TASK PROMPT => Your task is to locate every line holding the string "icon" and to copy each of them.

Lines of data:
***
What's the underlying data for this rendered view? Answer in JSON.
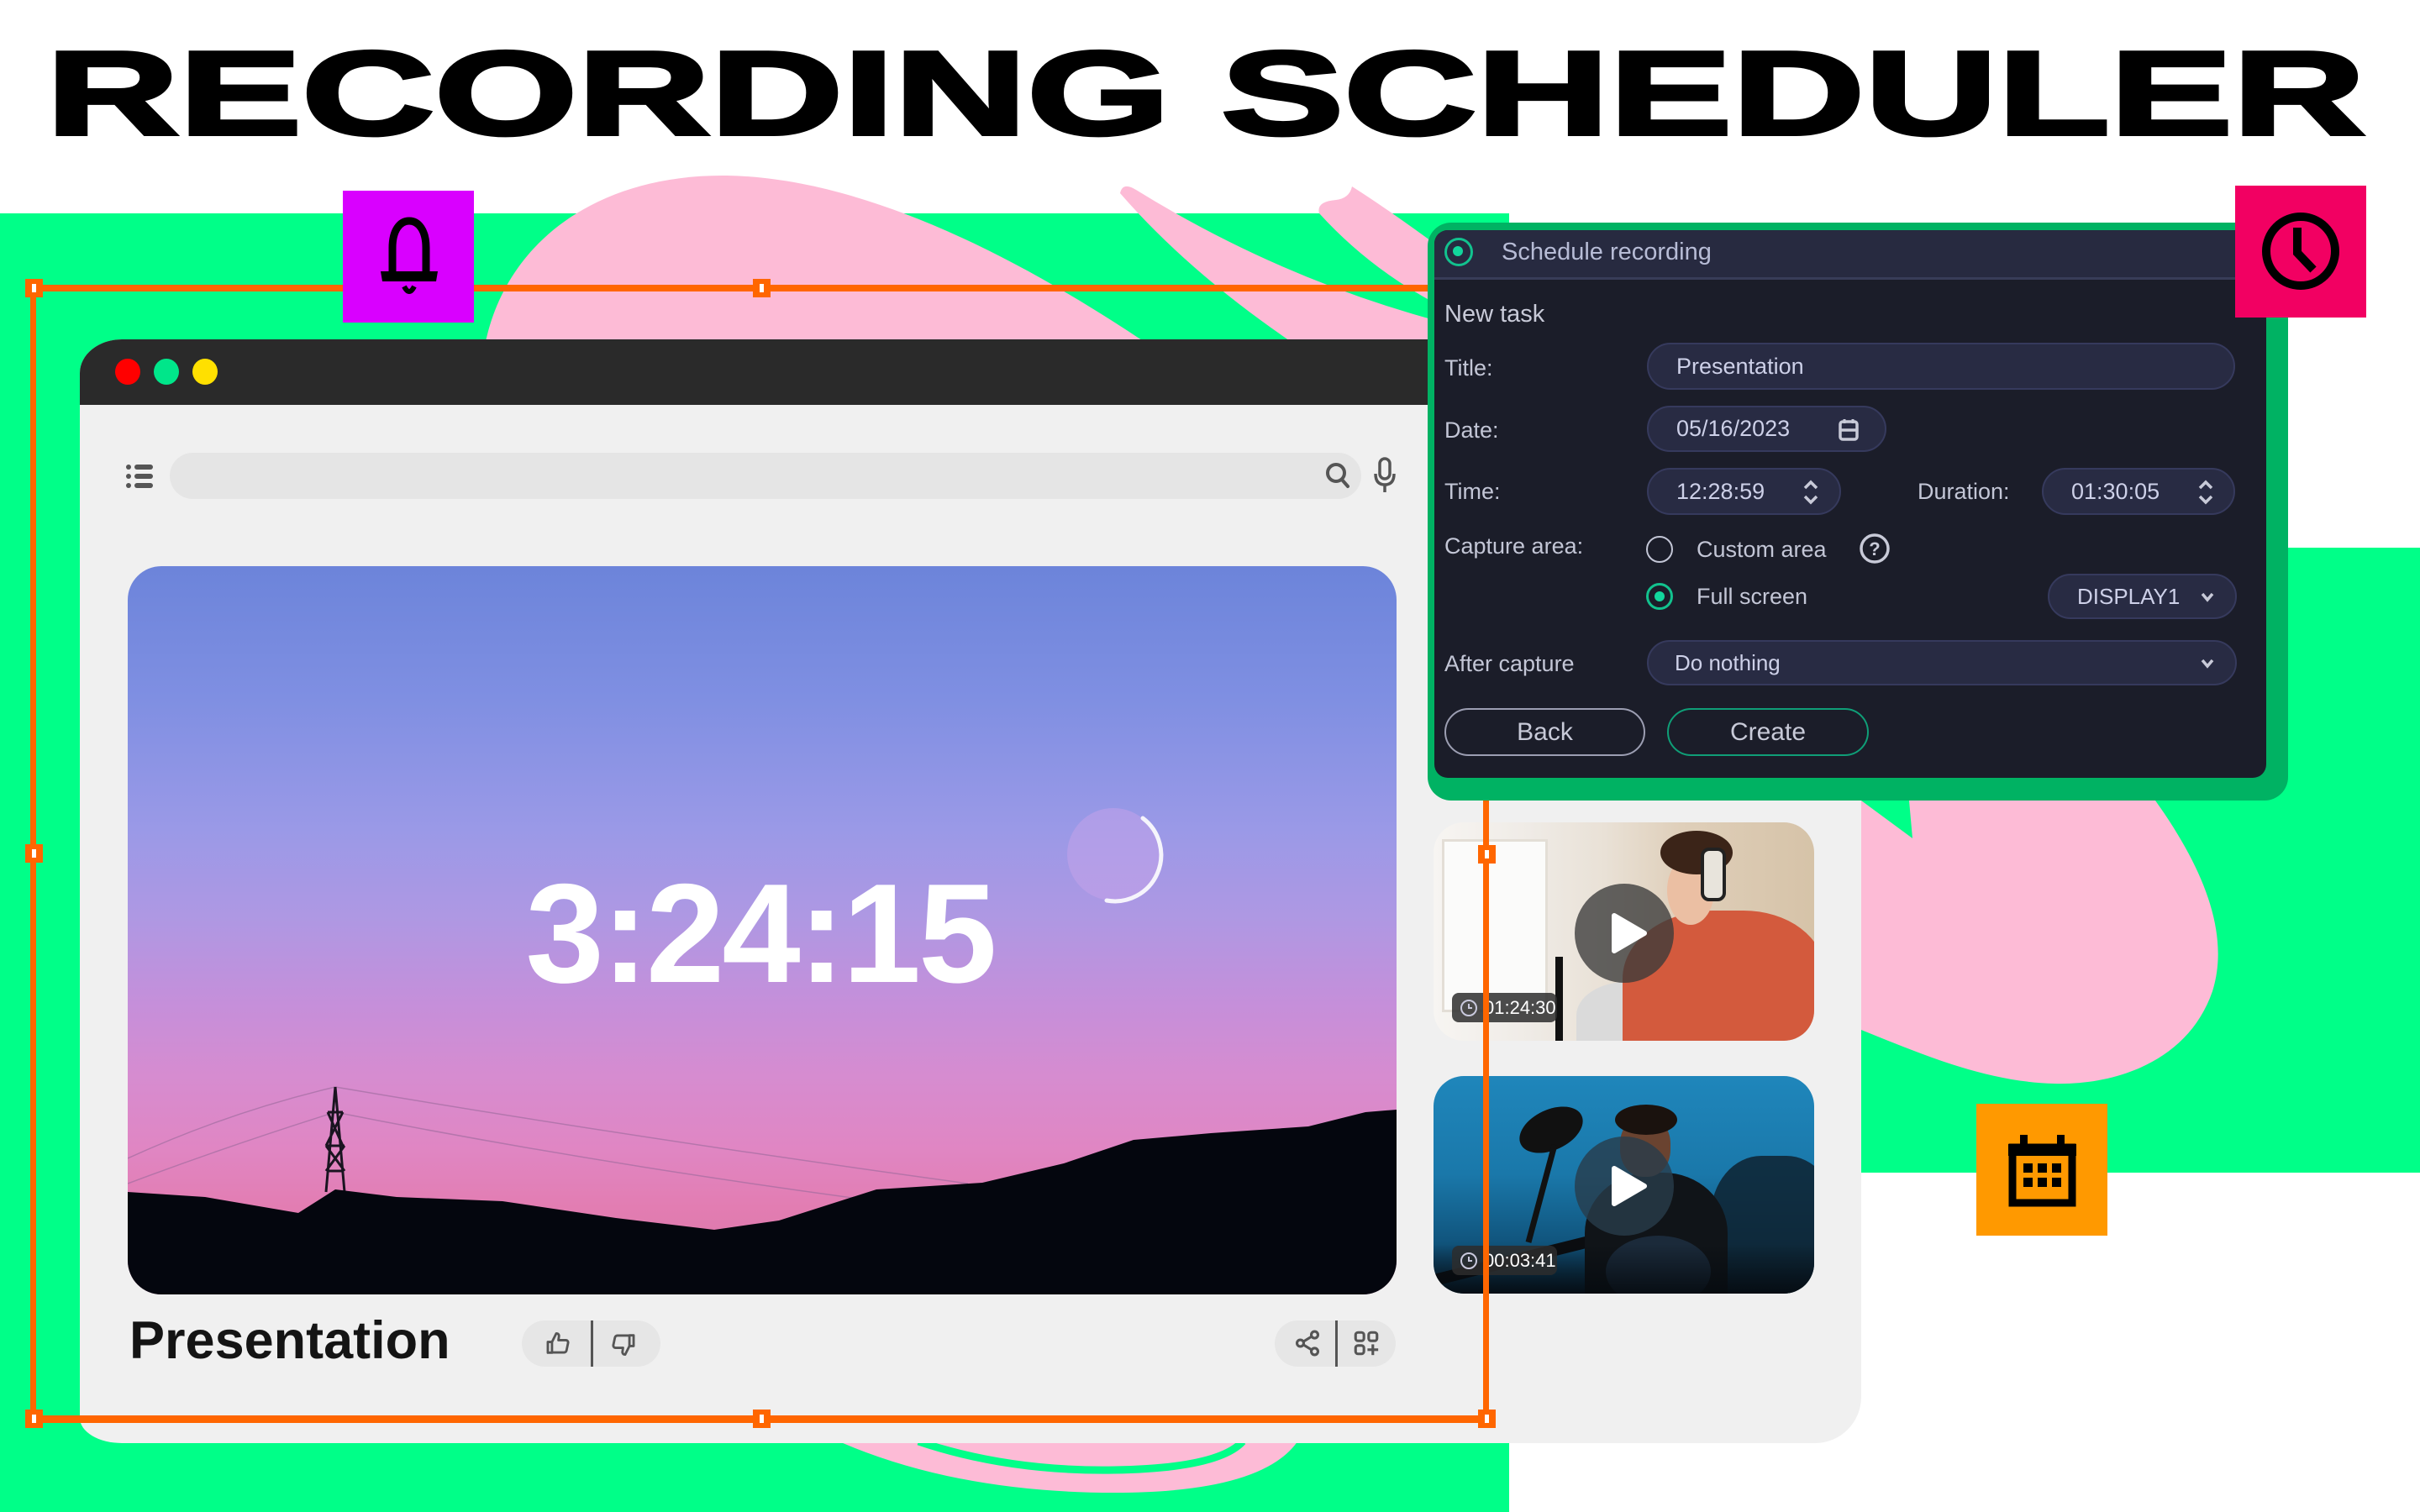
{
  "page": {
    "title": "RECORDING SCHEDULER"
  },
  "colors": {
    "background_green": "#00FF88",
    "blob_pink": "#FDBBD6",
    "selection_orange": "#FF6600",
    "bell_badge": "#D900FF",
    "clock_badge": "#F20062",
    "calendar_badge": "#FF9900",
    "dialog_frame": "#00B263",
    "dialog_accent": "#12C28E",
    "window_close": "#FF0000",
    "window_minimize": "#00E68A",
    "window_maximize": "#FFE000"
  },
  "badges": {
    "bell": {
      "icon": "bell-icon"
    },
    "clock": {
      "icon": "clock-icon"
    },
    "calendar": {
      "icon": "calendar-icon"
    }
  },
  "browser": {
    "window_controls": [
      "close",
      "minimize",
      "maximize"
    ],
    "toolbar": {
      "menu_icon": "list-icon",
      "search_value": "",
      "search_placeholder": "",
      "search_icon": "search-icon",
      "mic_icon": "microphone-icon"
    },
    "player": {
      "timer": "3:24:15",
      "title": "Presentation",
      "actions_left": [
        {
          "icon": "thumbs-up-icon"
        },
        {
          "icon": "thumbs-down-icon"
        }
      ],
      "actions_right": [
        {
          "icon": "share-icon"
        },
        {
          "icon": "add-to-collection-icon"
        }
      ]
    },
    "thumbnails": [
      {
        "duration": "01:24:30",
        "icon": "play-icon"
      },
      {
        "duration": "00:03:41",
        "icon": "play-icon"
      }
    ]
  },
  "dialog": {
    "title": "Schedule recording",
    "section": "New task",
    "fields": {
      "title": {
        "label": "Title:",
        "value": "Presentation"
      },
      "date": {
        "label": "Date:",
        "value": "05/16/2023"
      },
      "time": {
        "label": "Time:",
        "value": "12:28:59"
      },
      "duration": {
        "label": "Duration:",
        "value": "01:30:05"
      },
      "capture_area": {
        "label": "Capture area:",
        "options": [
          {
            "label": "Custom area",
            "selected": false
          },
          {
            "label": "Full screen",
            "selected": true
          }
        ],
        "display": "DISPLAY1"
      },
      "after_capture": {
        "label": "After capture",
        "value": "Do nothing"
      }
    },
    "buttons": {
      "back": "Back",
      "create": "Create"
    }
  }
}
***
TASK OUTPUT =>
      "icon": "bell-icon"
      "icon": "clock-icon"
      "icon": "calendar-icon"
      "menu_icon": "list-icon",
      "search_icon": "search-icon",
      "mic_icon": "microphone-icon"
          "icon": "thumbs-up-icon"
          "icon": "thumbs-down-icon"
          "icon": "share-icon"
          "icon": "add-to-collection-icon"
        "icon": "play-icon"
        "icon": "play-icon"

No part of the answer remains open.